__DATASET RECORDS__.

# # # #

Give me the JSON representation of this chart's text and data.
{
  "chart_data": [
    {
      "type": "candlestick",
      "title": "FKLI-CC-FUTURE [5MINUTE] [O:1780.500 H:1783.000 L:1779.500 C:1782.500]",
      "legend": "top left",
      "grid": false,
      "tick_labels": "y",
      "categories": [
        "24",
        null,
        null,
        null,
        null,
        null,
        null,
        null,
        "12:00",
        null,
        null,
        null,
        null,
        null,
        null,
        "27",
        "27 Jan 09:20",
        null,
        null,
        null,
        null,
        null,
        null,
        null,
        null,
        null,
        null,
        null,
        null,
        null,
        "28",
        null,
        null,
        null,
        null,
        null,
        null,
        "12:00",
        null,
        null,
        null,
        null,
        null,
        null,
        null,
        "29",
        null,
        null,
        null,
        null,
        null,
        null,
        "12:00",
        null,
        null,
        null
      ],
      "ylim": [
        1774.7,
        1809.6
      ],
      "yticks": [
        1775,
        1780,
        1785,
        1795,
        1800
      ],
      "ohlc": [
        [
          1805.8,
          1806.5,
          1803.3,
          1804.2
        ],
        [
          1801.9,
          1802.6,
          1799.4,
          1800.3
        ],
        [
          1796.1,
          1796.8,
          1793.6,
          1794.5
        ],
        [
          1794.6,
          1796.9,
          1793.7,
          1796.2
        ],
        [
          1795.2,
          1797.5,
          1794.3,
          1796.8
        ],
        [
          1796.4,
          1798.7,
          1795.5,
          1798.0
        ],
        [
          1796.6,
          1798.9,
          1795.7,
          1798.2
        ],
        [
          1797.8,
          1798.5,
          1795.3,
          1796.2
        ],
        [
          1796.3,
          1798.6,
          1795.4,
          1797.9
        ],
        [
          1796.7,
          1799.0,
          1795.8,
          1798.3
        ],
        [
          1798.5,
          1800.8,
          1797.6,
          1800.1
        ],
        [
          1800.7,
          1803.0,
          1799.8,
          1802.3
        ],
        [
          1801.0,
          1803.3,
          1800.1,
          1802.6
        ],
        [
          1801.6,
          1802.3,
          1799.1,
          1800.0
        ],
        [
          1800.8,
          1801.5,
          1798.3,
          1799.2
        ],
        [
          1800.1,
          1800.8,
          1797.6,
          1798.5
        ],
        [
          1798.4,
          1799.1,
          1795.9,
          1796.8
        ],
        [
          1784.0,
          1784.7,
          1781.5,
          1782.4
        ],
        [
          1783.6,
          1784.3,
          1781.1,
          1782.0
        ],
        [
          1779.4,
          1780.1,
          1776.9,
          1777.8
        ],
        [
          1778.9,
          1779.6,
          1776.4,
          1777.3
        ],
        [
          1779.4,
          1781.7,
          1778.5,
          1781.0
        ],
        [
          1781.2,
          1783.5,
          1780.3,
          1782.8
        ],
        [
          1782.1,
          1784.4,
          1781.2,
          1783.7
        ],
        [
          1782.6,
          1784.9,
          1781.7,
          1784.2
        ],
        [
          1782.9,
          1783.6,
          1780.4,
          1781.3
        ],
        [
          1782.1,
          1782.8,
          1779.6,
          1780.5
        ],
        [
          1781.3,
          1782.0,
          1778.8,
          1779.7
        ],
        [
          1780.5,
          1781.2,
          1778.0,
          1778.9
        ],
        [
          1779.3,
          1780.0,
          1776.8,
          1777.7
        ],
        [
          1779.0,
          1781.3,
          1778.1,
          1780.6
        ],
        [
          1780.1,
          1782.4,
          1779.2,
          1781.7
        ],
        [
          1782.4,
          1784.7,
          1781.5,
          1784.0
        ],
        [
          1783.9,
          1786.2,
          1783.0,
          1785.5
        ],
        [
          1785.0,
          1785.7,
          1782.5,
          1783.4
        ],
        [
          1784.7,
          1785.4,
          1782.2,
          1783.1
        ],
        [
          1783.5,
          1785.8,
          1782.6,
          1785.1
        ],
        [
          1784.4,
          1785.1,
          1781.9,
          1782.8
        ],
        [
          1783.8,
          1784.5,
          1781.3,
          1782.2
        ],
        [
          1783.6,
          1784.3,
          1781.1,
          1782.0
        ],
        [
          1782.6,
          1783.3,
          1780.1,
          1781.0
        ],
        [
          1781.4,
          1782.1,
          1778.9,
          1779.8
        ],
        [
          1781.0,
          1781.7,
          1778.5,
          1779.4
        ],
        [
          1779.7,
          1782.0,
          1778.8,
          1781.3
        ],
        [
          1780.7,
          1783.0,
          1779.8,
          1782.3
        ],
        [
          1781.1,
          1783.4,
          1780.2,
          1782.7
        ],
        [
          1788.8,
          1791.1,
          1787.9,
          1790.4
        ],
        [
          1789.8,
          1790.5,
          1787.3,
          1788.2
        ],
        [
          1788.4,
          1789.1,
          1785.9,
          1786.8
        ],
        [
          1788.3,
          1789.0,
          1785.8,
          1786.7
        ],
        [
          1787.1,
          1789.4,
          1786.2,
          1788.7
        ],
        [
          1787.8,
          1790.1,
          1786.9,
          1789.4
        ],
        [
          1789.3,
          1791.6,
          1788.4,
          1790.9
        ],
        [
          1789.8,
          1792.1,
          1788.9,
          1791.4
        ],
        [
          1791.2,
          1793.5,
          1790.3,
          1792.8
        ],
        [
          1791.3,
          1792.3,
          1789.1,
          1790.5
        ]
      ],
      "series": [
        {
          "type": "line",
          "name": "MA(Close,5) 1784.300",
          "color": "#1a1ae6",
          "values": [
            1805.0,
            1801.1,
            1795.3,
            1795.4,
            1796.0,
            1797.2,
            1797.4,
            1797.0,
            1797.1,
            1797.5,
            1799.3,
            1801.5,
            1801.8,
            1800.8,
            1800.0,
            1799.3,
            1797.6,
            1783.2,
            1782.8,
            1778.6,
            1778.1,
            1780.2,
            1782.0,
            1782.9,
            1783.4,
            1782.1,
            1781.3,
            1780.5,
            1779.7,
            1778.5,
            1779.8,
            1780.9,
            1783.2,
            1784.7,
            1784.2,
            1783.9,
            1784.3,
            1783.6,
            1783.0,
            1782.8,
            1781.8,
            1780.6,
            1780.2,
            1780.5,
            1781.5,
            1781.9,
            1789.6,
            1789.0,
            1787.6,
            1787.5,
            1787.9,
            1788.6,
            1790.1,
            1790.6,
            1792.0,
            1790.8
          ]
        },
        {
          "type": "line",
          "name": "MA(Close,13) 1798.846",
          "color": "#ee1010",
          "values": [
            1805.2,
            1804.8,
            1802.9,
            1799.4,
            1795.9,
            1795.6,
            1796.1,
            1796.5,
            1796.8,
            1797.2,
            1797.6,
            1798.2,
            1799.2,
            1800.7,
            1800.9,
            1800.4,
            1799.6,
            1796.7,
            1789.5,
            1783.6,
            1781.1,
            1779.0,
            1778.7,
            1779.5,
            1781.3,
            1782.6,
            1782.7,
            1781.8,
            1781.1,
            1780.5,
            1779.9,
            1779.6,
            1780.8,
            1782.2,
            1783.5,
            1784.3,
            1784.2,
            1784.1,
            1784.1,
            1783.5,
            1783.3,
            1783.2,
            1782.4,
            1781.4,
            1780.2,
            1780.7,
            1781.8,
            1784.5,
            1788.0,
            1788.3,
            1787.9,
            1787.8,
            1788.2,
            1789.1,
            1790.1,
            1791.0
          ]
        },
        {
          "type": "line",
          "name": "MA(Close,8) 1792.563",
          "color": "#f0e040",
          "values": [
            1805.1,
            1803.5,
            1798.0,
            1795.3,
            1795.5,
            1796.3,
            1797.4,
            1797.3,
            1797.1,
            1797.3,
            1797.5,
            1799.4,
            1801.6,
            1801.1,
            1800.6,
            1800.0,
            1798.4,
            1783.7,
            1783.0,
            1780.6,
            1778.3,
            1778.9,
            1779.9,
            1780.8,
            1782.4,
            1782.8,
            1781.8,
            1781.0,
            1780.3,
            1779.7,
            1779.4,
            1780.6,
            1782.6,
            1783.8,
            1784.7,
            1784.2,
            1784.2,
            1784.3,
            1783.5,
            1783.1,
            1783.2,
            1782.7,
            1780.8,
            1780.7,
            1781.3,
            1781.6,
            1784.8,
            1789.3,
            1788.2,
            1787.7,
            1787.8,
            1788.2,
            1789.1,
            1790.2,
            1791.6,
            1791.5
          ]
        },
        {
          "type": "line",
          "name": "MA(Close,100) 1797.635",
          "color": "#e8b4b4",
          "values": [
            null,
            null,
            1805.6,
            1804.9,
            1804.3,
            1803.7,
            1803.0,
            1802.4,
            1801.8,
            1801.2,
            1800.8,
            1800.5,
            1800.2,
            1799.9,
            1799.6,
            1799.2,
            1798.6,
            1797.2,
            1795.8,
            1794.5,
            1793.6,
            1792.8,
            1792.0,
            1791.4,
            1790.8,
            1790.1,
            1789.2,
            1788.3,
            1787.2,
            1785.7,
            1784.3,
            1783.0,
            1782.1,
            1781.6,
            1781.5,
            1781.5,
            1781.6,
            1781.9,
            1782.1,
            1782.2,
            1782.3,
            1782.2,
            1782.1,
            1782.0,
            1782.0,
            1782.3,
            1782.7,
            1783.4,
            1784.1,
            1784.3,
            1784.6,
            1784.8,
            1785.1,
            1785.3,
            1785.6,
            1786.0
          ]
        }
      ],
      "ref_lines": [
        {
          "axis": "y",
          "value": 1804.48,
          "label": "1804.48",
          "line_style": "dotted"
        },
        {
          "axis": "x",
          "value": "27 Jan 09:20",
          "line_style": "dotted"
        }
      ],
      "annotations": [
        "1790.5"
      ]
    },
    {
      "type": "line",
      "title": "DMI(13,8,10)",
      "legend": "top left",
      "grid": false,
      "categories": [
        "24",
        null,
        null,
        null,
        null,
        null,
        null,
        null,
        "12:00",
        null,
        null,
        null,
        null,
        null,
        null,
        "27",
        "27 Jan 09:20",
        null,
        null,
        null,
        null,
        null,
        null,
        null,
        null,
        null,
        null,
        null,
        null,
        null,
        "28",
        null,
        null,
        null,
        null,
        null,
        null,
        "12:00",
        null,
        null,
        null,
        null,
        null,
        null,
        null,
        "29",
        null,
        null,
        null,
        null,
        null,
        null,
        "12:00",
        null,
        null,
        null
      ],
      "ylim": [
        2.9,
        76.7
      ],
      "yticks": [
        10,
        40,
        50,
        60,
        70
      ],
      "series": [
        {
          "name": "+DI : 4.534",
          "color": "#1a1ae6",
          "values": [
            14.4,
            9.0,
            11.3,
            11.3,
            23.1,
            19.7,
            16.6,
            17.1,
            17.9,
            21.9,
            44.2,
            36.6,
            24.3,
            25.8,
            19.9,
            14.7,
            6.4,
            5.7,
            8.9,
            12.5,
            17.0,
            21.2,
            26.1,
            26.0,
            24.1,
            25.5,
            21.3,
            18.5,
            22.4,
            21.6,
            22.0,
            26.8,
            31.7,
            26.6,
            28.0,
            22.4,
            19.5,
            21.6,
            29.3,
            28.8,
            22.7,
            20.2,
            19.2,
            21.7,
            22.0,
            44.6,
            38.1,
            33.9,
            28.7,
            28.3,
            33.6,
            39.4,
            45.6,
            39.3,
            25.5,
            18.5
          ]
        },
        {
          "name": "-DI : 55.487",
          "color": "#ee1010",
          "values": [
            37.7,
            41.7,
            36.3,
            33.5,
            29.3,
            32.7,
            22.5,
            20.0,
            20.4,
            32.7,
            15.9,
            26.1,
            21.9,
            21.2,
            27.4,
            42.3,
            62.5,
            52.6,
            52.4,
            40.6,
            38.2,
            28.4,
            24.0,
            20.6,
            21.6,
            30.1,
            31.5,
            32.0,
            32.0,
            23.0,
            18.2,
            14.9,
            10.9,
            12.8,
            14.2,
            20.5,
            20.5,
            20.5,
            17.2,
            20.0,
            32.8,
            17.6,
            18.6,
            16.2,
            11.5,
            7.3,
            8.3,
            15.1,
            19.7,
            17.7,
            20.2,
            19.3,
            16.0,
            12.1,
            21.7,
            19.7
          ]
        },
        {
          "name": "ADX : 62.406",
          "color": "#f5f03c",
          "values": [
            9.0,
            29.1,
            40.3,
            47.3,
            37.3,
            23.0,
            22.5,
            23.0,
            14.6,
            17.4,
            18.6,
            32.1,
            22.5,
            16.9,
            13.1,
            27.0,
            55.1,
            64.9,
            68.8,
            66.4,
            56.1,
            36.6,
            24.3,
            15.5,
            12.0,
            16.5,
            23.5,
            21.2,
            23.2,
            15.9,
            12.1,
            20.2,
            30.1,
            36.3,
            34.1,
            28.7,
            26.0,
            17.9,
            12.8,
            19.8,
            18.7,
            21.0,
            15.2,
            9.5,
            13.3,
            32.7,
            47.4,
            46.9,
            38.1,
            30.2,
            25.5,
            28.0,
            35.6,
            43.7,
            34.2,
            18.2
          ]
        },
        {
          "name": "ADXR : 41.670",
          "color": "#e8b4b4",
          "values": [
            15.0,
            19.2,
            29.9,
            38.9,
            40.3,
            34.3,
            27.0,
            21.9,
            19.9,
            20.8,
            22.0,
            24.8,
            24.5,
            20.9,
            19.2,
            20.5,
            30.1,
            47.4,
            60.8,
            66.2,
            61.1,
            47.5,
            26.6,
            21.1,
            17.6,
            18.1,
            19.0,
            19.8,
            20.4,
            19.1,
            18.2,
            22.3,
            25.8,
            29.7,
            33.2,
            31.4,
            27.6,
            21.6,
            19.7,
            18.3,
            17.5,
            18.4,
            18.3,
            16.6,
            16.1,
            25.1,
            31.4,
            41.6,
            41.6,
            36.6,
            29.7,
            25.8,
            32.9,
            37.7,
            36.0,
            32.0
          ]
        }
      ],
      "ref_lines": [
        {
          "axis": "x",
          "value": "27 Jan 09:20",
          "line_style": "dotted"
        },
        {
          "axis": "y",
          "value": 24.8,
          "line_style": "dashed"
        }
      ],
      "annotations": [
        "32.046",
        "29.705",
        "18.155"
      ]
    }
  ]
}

# # # #

__JOB__.
In the listing above, how many lines include the word "name"? Answer with the number and nothing more.

__OUTPUT OF THE EXERCISE__.
8